Task objective: Print all the records exactly, please.

Data about app and page elements:
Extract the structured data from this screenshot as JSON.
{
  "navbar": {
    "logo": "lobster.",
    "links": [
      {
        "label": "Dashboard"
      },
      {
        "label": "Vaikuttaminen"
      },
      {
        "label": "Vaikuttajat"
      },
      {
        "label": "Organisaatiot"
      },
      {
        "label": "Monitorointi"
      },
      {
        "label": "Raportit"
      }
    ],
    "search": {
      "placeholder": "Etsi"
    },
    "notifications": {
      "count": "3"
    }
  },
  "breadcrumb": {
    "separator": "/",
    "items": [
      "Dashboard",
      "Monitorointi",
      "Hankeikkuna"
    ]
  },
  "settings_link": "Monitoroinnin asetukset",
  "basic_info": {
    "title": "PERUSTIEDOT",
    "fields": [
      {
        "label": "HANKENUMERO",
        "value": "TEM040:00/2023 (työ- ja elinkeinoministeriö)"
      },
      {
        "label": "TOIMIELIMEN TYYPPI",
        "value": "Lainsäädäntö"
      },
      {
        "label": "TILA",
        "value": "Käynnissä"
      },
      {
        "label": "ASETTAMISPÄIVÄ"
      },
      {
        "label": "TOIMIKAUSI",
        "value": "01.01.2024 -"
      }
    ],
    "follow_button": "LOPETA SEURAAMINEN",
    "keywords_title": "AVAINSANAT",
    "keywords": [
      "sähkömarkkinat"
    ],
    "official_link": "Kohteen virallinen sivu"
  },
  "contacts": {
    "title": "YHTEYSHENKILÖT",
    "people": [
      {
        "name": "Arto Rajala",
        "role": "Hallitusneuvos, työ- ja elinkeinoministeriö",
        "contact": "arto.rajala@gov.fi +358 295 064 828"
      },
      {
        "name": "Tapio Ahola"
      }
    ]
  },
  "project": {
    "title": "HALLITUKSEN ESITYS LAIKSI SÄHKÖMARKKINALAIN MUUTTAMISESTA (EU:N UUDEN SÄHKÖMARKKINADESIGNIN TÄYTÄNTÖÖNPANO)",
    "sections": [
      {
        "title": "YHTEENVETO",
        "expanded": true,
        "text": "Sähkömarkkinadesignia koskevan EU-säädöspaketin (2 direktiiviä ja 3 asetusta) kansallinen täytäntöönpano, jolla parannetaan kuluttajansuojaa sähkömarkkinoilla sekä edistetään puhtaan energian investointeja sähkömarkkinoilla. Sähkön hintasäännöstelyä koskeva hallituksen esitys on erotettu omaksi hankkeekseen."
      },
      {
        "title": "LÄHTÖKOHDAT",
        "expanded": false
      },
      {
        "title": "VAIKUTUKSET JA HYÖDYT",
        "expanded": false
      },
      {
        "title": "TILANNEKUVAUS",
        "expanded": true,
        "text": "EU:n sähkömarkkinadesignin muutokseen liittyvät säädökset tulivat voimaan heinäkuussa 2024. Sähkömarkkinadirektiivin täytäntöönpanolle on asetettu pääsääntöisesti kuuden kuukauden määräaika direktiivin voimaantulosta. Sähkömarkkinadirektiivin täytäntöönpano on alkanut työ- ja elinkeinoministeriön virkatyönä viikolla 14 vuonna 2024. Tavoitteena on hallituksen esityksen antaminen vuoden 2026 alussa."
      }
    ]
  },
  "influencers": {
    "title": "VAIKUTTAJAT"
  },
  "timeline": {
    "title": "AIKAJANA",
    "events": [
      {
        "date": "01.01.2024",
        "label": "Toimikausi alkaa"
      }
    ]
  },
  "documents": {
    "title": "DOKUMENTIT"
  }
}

Output of the exercise:
Extract the structured data from this screenshot as JSON.
{
  "navbar": {
    "logo": "lobster.",
    "links": [
      {
        "label": "Dashboard"
      },
      {
        "label": "Vaikuttaminen"
      },
      {
        "label": "Vaikuttajat"
      },
      {
        "label": "Organisaatiot"
      },
      {
        "label": "Monitorointi"
      },
      {
        "label": "Raportit"
      }
    ],
    "search": {
      "placeholder": "Etsi"
    },
    "notifications": {
      "count": "3"
    }
  },
  "breadcrumb": {
    "separator": "/",
    "items": [
      "Dashboard",
      "Monitorointi",
      "Hankeikkuna"
    ]
  },
  "settings_link": "Monitoroinnin asetukset",
  "basic_info": {
    "title": "PERUSTIEDOT",
    "fields": [
      {
        "label": "HANKENUMERO",
        "value": "TEM040:00/2023 (työ- ja elinkeinoministeriö)"
      },
      {
        "label": "TOIMIELIMEN TYYPPI",
        "value": "Lainsäädäntö"
      },
      {
        "label": "TILA",
        "value": "Käynnissä"
      },
      {
        "label": "ASETTAMISPÄIVÄ"
      },
      {
        "label": "TOIMIKAUSI",
        "value": "01.01.2024 -"
      }
    ],
    "follow_button": "LOPETA SEURAAMINEN",
    "keywords_title": "AVAINSANAT",
    "keywords": [
      "sähkömarkkinat"
    ],
    "official_link": "Kohteen virallinen sivu"
  },
  "contacts": {
    "title": "YHTEYSHENKILÖT",
    "people": [
      {
        "name": "Arto Rajala",
        "role": "Hallitusneuvos, työ- ja elinkeinoministeriö",
        "contact": "arto.rajala@gov.fi +358 295 064 828"
      },
      {
        "name": "Tapio Ahola"
      }
    ]
  },
  "project": {
    "title": "HALLITUKSEN ESITYS LAIKSI SÄHKÖMARKKINALAIN MUUTTAMISESTA (EU:N UUDEN SÄHKÖMARKKINADESIGNIN TÄYTÄNTÖÖNPANO)",
    "sections": [
      {
        "title": "YHTEENVETO",
        "expanded": true,
        "text": "Sähkömarkkinadesignia koskevan EU-säädöspaketin (2 direktiiviä ja 3 asetusta) kansallinen täytäntöönpano, jolla parannetaan kuluttajansuojaa sähkömarkkinoilla sekä edistetään puhtaan energian investointeja sähkömarkkinoilla. Sähkön hintasäännöstelyä koskeva hallituksen esitys on erotettu omaksi hankkeekseen."
      },
      {
        "title": "LÄHTÖKOHDAT",
        "expanded": false
      },
      {
        "title": "VAIKUTUKSET JA HYÖDYT",
        "expanded": false
      },
      {
        "title": "TILANNEKUVAUS",
        "expanded": true,
        "text": "EU:n sähkömarkkinadesignin muutokseen liittyvät säädökset tulivat voimaan heinäkuussa 2024. Sähkömarkkinadirektiivin täytäntöönpanolle on asetettu pääsääntöisesti kuuden kuukauden määräaika direktiivin voimaantulosta. Sähkömarkkinadirektiivin täytäntöönpano on alkanut työ- ja elinkeinoministeriön virkatyönä viikolla 14 vuonna 2024. Tavoitteena on hallituksen esityksen antaminen vuoden 2026 alussa."
      }
    ]
  },
  "influencers": {
    "title": "VAIKUTTAJAT"
  },
  "timeline": {
    "title": "AIKAJANA",
    "events": [
      {
        "date": "01.01.2024",
        "label": "Toimikausi alkaa"
      }
    ]
  },
  "documents": {
    "title": "DOKUMENTIT"
  }
}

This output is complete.